Stored records |

※ ※ ※

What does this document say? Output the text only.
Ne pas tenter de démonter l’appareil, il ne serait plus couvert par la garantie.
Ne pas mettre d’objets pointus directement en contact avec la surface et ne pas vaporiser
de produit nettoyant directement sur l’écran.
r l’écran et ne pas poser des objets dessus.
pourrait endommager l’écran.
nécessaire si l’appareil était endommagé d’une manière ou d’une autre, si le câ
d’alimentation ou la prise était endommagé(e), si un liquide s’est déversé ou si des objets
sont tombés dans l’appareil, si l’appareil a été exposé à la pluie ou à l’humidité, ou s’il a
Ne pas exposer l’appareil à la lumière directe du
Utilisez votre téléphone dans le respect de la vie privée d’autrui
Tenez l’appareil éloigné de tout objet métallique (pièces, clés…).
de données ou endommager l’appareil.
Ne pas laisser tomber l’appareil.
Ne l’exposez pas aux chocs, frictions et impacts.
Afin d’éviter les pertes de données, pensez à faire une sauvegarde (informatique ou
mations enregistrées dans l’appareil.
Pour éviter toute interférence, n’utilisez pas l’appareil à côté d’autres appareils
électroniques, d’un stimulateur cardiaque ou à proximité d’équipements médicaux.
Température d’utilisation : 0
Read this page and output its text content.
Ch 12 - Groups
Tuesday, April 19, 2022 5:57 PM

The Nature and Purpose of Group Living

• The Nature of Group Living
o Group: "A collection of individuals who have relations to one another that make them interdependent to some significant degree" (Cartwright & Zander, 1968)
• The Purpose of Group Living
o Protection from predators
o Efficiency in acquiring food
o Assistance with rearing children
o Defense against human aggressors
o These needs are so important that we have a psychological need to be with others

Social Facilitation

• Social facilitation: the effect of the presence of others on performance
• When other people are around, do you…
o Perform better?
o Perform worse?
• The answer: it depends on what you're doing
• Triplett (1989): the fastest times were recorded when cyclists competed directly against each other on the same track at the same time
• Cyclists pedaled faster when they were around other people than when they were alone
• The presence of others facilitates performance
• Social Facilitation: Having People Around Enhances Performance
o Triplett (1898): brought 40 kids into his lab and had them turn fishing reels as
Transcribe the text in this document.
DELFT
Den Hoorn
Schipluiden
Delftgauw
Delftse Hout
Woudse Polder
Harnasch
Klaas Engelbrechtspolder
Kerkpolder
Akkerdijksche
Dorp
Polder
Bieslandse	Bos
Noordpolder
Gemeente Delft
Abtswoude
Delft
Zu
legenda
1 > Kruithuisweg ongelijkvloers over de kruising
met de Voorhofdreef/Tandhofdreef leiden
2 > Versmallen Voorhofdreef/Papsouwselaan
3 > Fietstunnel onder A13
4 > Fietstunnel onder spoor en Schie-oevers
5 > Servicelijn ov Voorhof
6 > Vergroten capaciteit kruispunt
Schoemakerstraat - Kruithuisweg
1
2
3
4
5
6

※ ※ ※

AIM | Return, word for word, each line from the line that contains "Read this page and output its text content." to the end of the listing above; include both end lines and nothing else.

COMPLETE RESPONSE |
Read this page and output its text content.
Ch 12 - Groups
Tuesday, April 19, 2022 5:57 PM

The Nature and Purpose of Group Living

• The Nature of Group Living
o Group: "A collection of individuals who have relations to one another that make them interdependent to some significant degree" (Cartwright & Zander, 1968)
• The Purpose of Group Living
o Protection from predators
o Efficiency in acquiring food
o Assistance with rearing children
o Defense against human aggressors
o These needs are so important that we have a psychological need to be with others

Social Facilitation

• Social facilitation: the effect of the presence of others on performance
• When other people are around, do you…
o Perform better?
o Perform worse?
• The answer: it depends on what you're doing
• Triplett (1989): the fastest times were recorded when cyclists competed directly against each other on the same track at the same time
• Cyclists pedaled faster when they were around other people than when they were alone
• The presence of others facilitates performance
• Social Facilitation: Having People Around Enhances Performance
o Triplett (1898): brought 40 kids into his lab and had them turn fishing reels as
Transcribe the text in this document.
DELFT
Den Hoorn
Schipluiden
Delftgauw
Delftse Hout
Woudse Polder
Harnasch
Klaas Engelbrechtspolder
Kerkpolder
Akkerdijksche
Dorp
Polder
Bieslandse	Bos
Noordpolder
Gemeente Delft
Abtswoude
Delft
Zu
legenda
1 > Kruithuisweg ongelijkvloers over de kruising
met de Voorhofdreef/Tandhofdreef leiden
2 > Versmallen Voorhofdreef/Papsouwselaan
3 > Fietstunnel onder A13
4 > Fietstunnel onder spoor en Schie-oevers
5 > Servicelijn ov Voorhof
6 > Vergroten capaciteit kruispunt
Schoemakerstraat - Kruithuisweg
1
2
3
4
5
6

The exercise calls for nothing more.